[Stored data]
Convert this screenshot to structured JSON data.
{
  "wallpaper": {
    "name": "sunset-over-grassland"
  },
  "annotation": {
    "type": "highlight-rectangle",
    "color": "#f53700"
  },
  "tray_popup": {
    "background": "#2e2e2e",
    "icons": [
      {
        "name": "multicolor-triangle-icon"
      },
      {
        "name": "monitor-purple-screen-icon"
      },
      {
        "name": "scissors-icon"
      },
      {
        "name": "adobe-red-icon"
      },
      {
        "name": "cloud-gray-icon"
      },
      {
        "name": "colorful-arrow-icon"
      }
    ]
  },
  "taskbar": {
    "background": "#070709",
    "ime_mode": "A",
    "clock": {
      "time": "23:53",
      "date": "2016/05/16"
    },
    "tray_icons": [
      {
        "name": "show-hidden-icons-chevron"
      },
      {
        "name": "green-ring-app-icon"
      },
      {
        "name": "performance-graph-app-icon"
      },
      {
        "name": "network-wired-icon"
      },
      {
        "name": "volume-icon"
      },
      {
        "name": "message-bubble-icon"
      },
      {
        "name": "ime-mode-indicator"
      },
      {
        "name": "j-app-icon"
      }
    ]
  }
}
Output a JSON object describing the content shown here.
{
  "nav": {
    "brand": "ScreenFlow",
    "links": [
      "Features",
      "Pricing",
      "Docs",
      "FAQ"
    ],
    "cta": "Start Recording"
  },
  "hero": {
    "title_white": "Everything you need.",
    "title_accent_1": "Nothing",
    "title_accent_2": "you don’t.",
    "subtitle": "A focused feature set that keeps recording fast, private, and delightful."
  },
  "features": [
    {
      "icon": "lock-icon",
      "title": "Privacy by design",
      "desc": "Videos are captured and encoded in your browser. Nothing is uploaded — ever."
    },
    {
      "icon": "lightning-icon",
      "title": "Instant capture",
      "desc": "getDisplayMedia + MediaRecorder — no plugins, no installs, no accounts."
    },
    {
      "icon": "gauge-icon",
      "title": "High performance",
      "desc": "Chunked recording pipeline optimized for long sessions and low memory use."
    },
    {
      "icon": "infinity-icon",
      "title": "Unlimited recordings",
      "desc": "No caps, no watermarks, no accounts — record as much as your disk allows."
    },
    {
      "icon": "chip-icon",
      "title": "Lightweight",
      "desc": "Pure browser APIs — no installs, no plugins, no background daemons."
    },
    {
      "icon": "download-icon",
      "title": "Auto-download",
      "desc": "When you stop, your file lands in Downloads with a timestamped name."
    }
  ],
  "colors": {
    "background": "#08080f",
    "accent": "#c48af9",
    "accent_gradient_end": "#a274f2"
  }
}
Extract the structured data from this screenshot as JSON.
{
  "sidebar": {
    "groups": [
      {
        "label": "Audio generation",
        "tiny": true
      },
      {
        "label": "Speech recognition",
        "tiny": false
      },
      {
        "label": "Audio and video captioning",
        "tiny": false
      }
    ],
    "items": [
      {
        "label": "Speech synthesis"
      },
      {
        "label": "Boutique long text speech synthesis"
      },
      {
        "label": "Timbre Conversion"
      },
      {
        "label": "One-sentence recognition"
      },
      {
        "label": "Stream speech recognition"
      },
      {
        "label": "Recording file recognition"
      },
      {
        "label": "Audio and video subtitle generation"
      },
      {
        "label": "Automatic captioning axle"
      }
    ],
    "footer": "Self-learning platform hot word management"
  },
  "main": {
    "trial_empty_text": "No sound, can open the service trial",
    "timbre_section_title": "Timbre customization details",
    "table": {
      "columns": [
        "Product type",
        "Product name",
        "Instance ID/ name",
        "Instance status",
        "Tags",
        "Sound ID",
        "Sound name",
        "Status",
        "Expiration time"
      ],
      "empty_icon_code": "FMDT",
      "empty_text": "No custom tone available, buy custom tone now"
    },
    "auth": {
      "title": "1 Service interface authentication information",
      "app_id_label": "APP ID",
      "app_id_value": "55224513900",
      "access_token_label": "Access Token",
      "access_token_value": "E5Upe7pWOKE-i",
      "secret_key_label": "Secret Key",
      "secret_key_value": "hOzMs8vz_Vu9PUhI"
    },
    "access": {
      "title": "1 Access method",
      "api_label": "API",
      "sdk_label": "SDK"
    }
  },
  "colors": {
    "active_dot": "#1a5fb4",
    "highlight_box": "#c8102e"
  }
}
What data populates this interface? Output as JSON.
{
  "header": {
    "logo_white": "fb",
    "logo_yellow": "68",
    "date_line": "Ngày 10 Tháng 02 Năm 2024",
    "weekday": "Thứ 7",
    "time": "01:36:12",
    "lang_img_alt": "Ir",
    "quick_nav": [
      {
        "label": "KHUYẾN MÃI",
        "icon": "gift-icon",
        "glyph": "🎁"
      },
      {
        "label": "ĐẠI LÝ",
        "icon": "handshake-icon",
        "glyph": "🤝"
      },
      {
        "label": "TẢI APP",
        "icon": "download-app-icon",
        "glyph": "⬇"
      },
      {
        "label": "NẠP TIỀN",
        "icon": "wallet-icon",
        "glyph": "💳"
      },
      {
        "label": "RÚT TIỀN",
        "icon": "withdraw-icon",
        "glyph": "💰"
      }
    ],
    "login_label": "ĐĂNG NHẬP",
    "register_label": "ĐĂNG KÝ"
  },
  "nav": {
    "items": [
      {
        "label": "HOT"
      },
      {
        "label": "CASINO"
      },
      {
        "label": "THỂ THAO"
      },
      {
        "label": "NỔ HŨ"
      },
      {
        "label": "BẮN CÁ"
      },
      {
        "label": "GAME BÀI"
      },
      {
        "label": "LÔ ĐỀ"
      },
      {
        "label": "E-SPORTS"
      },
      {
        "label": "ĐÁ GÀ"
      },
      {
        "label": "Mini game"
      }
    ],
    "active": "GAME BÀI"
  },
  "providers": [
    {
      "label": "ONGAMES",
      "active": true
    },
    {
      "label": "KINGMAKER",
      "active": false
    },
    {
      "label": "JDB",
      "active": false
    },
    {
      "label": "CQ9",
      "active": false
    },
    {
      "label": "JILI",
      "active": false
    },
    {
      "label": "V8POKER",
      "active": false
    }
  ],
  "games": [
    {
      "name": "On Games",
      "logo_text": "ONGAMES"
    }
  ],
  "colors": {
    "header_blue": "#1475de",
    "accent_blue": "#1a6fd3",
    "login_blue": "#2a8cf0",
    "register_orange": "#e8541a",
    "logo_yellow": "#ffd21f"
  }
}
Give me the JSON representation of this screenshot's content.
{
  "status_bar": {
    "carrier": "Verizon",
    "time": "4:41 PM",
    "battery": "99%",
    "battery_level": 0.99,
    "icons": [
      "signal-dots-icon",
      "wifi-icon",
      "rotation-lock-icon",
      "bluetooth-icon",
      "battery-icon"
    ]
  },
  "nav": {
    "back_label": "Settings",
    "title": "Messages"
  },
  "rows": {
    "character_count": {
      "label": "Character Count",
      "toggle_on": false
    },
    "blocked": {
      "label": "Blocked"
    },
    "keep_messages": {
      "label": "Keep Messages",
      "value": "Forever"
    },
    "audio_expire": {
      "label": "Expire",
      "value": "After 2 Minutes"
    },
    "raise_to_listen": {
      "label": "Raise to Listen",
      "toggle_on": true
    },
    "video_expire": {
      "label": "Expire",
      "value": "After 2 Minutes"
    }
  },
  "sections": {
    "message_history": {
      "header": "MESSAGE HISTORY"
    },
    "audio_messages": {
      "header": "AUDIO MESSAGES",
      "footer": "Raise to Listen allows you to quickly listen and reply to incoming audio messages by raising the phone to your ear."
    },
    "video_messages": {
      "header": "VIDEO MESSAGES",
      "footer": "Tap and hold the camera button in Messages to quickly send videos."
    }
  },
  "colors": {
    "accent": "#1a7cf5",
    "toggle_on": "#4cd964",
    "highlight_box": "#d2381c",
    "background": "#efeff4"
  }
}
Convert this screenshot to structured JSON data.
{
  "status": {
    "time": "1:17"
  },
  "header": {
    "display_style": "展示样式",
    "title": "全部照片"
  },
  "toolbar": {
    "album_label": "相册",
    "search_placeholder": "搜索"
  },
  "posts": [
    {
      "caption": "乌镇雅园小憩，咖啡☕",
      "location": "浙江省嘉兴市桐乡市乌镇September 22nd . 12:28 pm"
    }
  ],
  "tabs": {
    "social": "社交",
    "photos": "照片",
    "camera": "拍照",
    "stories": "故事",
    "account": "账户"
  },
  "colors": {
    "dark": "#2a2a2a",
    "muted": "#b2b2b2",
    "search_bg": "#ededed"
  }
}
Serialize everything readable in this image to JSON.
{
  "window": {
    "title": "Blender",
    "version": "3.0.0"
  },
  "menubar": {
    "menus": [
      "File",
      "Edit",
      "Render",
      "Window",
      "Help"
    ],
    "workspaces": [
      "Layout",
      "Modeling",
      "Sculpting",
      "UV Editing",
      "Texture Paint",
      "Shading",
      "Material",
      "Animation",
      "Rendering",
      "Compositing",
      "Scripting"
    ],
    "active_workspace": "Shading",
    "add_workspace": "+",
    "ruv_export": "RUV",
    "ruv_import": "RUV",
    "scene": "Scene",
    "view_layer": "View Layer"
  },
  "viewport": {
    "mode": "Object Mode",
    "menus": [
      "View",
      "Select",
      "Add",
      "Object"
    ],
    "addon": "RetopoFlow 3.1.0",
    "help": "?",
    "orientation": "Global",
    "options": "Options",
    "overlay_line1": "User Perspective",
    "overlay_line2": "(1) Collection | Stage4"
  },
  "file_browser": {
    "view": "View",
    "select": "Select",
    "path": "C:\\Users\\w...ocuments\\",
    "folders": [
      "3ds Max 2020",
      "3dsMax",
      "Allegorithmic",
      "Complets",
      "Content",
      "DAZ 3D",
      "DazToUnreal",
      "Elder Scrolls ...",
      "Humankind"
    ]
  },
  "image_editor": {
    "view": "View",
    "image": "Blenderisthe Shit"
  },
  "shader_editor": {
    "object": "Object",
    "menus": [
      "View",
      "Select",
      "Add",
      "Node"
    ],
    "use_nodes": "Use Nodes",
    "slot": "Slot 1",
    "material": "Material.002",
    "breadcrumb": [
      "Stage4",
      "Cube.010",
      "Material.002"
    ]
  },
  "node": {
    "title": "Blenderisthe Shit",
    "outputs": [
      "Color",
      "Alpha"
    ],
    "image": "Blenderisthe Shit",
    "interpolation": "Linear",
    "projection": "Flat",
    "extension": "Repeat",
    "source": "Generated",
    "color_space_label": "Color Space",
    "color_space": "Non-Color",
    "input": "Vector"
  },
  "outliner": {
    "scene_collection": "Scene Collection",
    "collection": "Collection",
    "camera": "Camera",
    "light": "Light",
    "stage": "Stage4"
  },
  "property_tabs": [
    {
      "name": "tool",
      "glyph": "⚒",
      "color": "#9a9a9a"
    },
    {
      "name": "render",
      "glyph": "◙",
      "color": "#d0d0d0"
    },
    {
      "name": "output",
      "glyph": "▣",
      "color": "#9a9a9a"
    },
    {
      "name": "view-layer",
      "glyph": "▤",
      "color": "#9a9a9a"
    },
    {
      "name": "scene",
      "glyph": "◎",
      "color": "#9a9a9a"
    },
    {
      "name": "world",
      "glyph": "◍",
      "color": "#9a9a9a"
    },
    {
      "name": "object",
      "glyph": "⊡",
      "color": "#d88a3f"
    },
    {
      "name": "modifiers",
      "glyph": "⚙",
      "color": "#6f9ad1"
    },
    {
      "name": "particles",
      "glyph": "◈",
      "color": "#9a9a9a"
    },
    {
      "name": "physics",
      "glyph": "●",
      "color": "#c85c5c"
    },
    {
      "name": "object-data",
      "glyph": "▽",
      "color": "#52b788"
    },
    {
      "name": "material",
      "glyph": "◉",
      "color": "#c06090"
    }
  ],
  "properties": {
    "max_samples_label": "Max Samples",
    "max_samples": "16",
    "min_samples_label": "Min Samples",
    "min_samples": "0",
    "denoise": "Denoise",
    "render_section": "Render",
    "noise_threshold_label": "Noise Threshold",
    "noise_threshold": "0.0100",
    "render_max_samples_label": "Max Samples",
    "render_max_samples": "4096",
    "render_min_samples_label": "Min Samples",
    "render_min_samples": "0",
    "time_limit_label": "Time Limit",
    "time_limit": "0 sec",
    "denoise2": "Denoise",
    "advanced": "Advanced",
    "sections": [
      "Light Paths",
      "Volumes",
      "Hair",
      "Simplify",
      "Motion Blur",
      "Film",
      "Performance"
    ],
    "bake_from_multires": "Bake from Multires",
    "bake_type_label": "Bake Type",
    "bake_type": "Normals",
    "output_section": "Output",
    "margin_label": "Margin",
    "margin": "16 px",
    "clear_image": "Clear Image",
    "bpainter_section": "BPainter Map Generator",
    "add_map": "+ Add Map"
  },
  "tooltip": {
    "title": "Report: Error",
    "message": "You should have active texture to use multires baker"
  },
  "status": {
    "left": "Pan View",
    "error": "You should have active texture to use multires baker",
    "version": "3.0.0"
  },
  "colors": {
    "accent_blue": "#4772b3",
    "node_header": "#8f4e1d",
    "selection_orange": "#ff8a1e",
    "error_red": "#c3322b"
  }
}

## Objective
Find the word "screenshot" and list each line it appears in.

## Solution below
Convert this screenshot to structured JSON data.
Extract the structured data from this screenshot as JSON.
Give me the JSON representation of this screenshot's content.
Convert this screenshot to structured JSON data.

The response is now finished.